WORK TO COMPLETE - Count the lines below that contain the word "external", and report only that number.

[Stored data]
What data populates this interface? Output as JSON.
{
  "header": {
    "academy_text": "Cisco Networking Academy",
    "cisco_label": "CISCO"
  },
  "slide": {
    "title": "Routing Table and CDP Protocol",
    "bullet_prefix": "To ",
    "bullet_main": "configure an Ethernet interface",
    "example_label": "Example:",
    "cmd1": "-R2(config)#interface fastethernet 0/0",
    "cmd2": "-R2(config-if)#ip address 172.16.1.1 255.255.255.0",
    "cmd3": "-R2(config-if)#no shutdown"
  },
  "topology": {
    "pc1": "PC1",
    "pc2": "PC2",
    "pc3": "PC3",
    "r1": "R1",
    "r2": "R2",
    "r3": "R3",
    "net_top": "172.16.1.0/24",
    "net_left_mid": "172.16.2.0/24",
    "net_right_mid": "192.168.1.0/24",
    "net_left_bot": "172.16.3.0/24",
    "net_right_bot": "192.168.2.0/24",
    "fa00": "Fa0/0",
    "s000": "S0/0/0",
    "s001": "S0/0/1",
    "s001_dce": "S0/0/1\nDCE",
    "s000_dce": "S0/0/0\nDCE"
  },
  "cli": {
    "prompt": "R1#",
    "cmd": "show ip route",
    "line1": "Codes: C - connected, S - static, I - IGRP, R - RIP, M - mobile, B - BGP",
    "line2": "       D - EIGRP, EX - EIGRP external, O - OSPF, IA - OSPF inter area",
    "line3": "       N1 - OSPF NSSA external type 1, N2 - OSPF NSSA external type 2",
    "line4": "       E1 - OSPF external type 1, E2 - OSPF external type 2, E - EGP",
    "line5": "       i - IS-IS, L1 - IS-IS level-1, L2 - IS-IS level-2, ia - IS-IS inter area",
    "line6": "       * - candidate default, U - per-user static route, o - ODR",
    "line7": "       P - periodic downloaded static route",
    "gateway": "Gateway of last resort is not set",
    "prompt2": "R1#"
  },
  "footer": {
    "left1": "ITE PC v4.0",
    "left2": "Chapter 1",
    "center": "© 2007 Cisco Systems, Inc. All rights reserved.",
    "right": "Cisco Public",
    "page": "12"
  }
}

TASK ANSWER - 3